Task requirements -
Every line below should be repeated exactly.

== Task input

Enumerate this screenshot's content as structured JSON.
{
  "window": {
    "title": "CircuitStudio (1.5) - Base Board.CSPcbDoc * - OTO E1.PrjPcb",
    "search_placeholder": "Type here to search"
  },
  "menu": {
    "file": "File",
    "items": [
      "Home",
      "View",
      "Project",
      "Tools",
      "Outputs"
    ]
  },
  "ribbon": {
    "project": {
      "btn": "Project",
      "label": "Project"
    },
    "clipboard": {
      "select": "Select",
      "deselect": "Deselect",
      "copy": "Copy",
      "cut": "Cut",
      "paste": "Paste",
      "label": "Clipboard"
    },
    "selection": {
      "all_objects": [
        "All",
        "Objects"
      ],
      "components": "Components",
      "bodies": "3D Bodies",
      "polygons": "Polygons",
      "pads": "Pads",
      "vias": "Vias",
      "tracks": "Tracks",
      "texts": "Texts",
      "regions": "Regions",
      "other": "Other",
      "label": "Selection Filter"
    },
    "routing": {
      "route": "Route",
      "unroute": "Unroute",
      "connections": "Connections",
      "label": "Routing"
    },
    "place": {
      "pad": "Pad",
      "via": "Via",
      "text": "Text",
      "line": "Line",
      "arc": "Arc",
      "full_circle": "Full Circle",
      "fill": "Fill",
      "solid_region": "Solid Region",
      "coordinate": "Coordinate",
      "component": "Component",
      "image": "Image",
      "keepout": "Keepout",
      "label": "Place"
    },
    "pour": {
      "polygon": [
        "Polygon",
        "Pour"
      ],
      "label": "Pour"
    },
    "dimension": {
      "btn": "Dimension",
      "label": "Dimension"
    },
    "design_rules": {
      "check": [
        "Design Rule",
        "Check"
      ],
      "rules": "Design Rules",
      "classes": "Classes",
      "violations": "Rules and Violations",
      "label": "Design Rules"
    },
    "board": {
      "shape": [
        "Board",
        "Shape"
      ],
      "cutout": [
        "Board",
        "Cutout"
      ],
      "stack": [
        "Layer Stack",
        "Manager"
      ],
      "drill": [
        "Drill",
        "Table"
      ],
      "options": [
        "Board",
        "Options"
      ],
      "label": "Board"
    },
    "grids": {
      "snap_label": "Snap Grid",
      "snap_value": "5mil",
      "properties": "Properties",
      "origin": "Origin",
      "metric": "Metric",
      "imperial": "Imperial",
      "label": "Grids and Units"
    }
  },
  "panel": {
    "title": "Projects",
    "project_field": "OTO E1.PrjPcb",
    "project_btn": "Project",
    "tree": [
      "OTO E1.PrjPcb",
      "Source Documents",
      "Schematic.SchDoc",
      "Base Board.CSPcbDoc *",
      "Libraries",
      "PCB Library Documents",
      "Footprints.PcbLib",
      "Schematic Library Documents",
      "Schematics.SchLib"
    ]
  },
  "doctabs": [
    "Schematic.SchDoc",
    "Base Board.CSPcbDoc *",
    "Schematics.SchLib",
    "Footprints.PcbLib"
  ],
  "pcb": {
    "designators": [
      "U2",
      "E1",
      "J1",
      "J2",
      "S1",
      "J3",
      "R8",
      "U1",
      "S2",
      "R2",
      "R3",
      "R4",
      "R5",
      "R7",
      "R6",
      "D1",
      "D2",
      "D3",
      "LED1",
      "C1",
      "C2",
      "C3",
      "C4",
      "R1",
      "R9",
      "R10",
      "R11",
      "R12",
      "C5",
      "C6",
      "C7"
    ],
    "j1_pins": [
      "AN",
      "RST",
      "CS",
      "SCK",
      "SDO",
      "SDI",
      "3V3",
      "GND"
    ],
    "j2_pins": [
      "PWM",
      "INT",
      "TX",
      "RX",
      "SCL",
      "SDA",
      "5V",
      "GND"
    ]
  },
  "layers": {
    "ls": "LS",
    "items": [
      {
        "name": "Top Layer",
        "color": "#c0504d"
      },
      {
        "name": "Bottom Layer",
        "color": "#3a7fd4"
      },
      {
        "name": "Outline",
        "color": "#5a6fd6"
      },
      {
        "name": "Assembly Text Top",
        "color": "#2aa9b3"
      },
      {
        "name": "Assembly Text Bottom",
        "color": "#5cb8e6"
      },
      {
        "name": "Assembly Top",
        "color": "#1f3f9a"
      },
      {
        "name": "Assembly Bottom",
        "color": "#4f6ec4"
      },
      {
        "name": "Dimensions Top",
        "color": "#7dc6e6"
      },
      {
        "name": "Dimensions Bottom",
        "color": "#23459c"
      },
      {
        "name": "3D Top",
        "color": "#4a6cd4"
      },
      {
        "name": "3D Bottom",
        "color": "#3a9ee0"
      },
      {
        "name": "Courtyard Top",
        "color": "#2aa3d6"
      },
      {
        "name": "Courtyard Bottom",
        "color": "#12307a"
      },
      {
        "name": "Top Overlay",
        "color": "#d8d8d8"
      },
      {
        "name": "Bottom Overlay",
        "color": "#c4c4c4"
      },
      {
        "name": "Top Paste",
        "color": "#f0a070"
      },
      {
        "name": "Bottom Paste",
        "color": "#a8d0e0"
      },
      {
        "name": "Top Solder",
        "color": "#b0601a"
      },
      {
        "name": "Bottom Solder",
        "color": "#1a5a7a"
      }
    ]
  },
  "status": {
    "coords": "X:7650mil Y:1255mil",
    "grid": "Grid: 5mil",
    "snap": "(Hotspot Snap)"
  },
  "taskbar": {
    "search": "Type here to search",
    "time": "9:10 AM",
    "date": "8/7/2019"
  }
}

====

Result -
Enumerate this screenshot's content as structured JSON.
{
  "window": {
    "title": "CircuitStudio (1.5) - Base Board.CSPcbDoc * - OTO E1.PrjPcb",
    "search_placeholder": "Type here to search"
  },
  "menu": {
    "file": "File",
    "items": [
      "Home",
      "View",
      "Project",
      "Tools",
      "Outputs"
    ]
  },
  "ribbon": {
    "project": {
      "btn": "Project",
      "label": "Project"
    },
    "clipboard": {
      "select": "Select",
      "deselect": "Deselect",
      "copy": "Copy",
      "cut": "Cut",
      "paste": "Paste",
      "label": "Clipboard"
    },
    "selection": {
      "all_objects": [
        "All",
        "Objects"
      ],
      "components": "Components",
      "bodies": "3D Bodies",
      "polygons": "Polygons",
      "pads": "Pads",
      "vias": "Vias",
      "tracks": "Tracks",
      "texts": "Texts",
      "regions": "Regions",
      "other": "Other",
      "label": "Selection Filter"
    },
    "routing": {
      "route": "Route",
      "unroute": "Unroute",
      "connections": "Connections",
      "label": "Routing"
    },
    "place": {
      "pad": "Pad",
      "via": "Via",
      "text": "Text",
      "line": "Line",
      "arc": "Arc",
      "full_circle": "Full Circle",
      "fill": "Fill",
      "solid_region": "Solid Region",
      "coordinate": "Coordinate",
      "component": "Component",
      "image": "Image",
      "keepout": "Keepout",
      "label": "Place"
    },
    "pour": {
      "polygon": [
        "Polygon",
        "Pour"
      ],
      "label": "Pour"
    },
    "dimension": {
      "btn": "Dimension",
      "label": "Dimension"
    },
    "design_rules": {
      "check": [
        "Design Rule",
        "Check"
      ],
      "rules": "Design Rules",
      "classes": "Classes",
      "violations": "Rules and Violations",
      "label": "Design Rules"
    },
    "board": {
      "shape": [
        "Board",
        "Shape"
      ],
      "cutout": [
        "Board",
        "Cutout"
      ],
      "stack": [
        "Layer Stack",
        "Manager"
      ],
      "drill": [
        "Drill",
        "Table"
      ],
      "options": [
        "Board",
        "Options"
      ],
      "label": "Board"
    },
    "grids": {
      "snap_label": "Snap Grid",
      "snap_value": "5mil",
      "properties": "Properties",
      "origin": "Origin",
      "metric": "Metric",
      "imperial": "Imperial",
      "label": "Grids and Units"
    }
  },
  "panel": {
    "title": "Projects",
    "project_field": "OTO E1.PrjPcb",
    "project_btn": "Project",
    "tree": [
      "OTO E1.PrjPcb",
      "Source Documents",
      "Schematic.SchDoc",
      "Base Board.CSPcbDoc *",
      "Libraries",
      "PCB Library Documents",
      "Footprints.PcbLib",
      "Schematic Library Documents",
      "Schematics.SchLib"
    ]
  },
  "doctabs": [
    "Schematic.SchDoc",
    "Base Board.CSPcbDoc *",
    "Schematics.SchLib",
    "Footprints.PcbLib"
  ],
  "pcb": {
    "designators": [
      "U2",
      "E1",
      "J1",
      "J2",
      "S1",
      "J3",
      "R8",
      "U1",
      "S2",
      "R2",
      "R3",
      "R4",
      "R5",
      "R7",
      "R6",
      "D1",
      "D2",
      "D3",
      "LED1",
      "C1",
      "C2",
      "C3",
      "C4",
      "R1",
      "R9",
      "R10",
      "R11",
      "R12",
      "C5",
      "C6",
      "C7"
    ],
    "j1_pins": [
      "AN",
      "RST",
      "CS",
      "SCK",
      "SDO",
      "SDI",
      "3V3",
      "GND"
    ],
    "j2_pins": [
      "PWM",
      "INT",
      "TX",
      "RX",
      "SCL",
      "SDA",
      "5V",
      "GND"
    ]
  },
  "layers": {
    "ls": "LS",
    "items": [
      {
        "name": "Top Layer",
        "color": "#c0504d"
      },
      {
        "name": "Bottom Layer",
        "color": "#3a7fd4"
      },
      {
        "name": "Outline",
        "color": "#5a6fd6"
      },
      {
        "name": "Assembly Text Top",
        "color": "#2aa9b3"
      },
      {
        "name": "Assembly Text Bottom",
        "color": "#5cb8e6"
      },
      {
        "name": "Assembly Top",
        "color": "#1f3f9a"
      },
      {
        "name": "Assembly Bottom",
        "color": "#4f6ec4"
      },
      {
        "name": "Dimensions Top",
        "color": "#7dc6e6"
      },
      {
        "name": "Dimensions Bottom",
        "color": "#23459c"
      },
      {
        "name": "3D Top",
        "color": "#4a6cd4"
      },
      {
        "name": "3D Bottom",
        "color": "#3a9ee0"
      },
      {
        "name": "Courtyard Top",
        "color": "#2aa3d6"
      },
      {
        "name": "Courtyard Bottom",
        "color": "#12307a"
      },
      {
        "name": "Top Overlay",
        "color": "#d8d8d8"
      },
      {
        "name": "Bottom Overlay",
        "color": "#c4c4c4"
      },
      {
        "name": "Top Paste",
        "color": "#f0a070"
      },
      {
        "name": "Bottom Paste",
        "color": "#a8d0e0"
      },
      {
        "name": "Top Solder",
        "color": "#b0601a"
      },
      {
        "name": "Bottom Solder",
        "color": "#1a5a7a"
      }
    ]
  },
  "status": {
    "coords": "X:7650mil Y:1255mil",
    "grid": "Grid: 5mil",
    "snap": "(Hotspot Snap)"
  },
  "taskbar": {
    "search": "Type here to search",
    "time": "9:10 AM",
    "date": "8/7/2019"
  }
}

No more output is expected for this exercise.